(Goal) Copy all the entries word for word, but omit the pictures.

• • •

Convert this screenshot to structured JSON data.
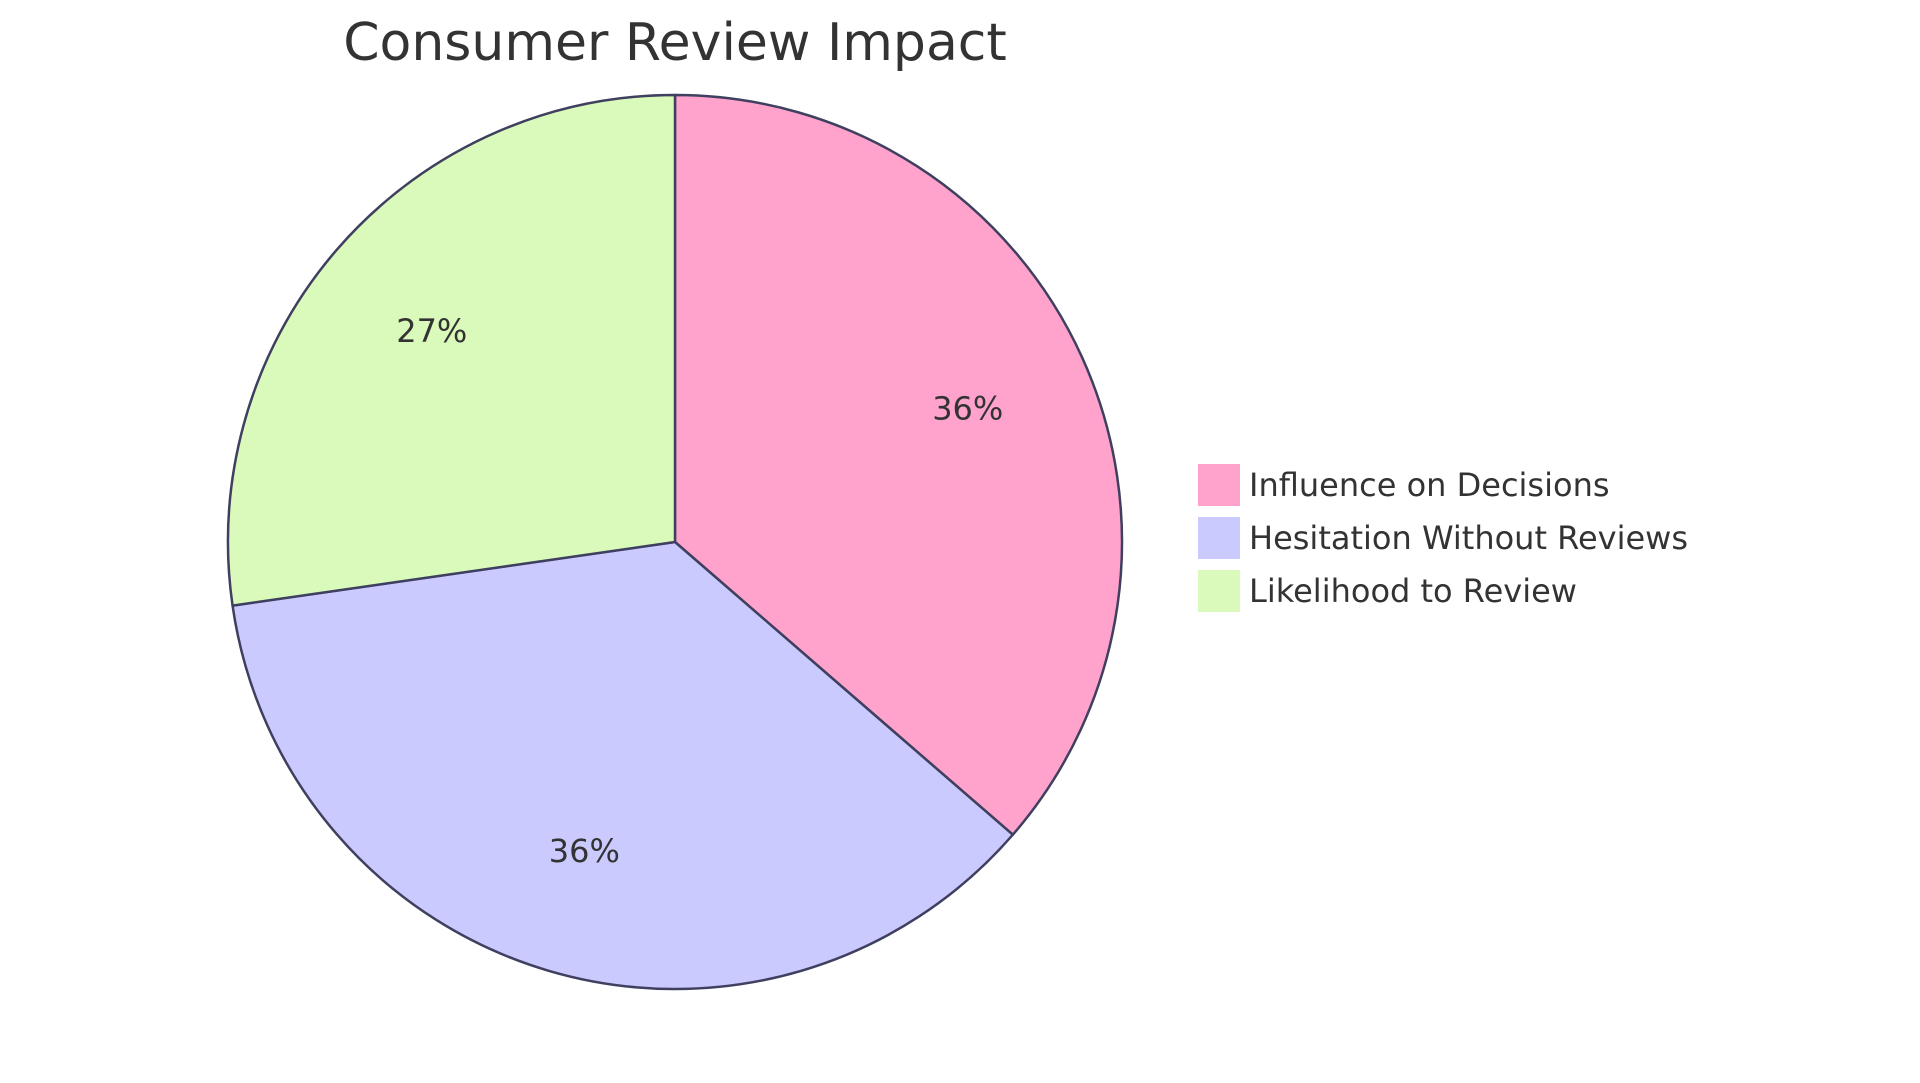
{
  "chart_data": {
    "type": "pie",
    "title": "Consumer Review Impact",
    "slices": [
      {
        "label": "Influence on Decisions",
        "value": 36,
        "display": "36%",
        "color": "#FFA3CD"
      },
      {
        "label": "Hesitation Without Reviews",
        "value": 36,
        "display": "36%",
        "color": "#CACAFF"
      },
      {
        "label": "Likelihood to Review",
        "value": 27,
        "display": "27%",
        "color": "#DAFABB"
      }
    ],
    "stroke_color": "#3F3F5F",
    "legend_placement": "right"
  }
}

• • •

(Task solution)
Convert this screenshot to structured JSON data.
{
  "chart_data": {
    "type": "pie",
    "title": "Consumer Review Impact",
    "slices": [
      {
        "label": "Influence on Decisions",
        "value": 36,
        "display": "36%",
        "color": "#FFA3CD"
      },
      {
        "label": "Hesitation Without Reviews",
        "value": 36,
        "display": "36%",
        "color": "#CACAFF"
      },
      {
        "label": "Likelihood to Review",
        "value": 27,
        "display": "27%",
        "color": "#DAFABB"
      }
    ],
    "stroke_color": "#3F3F5F",
    "legend_placement": "right"
  }
}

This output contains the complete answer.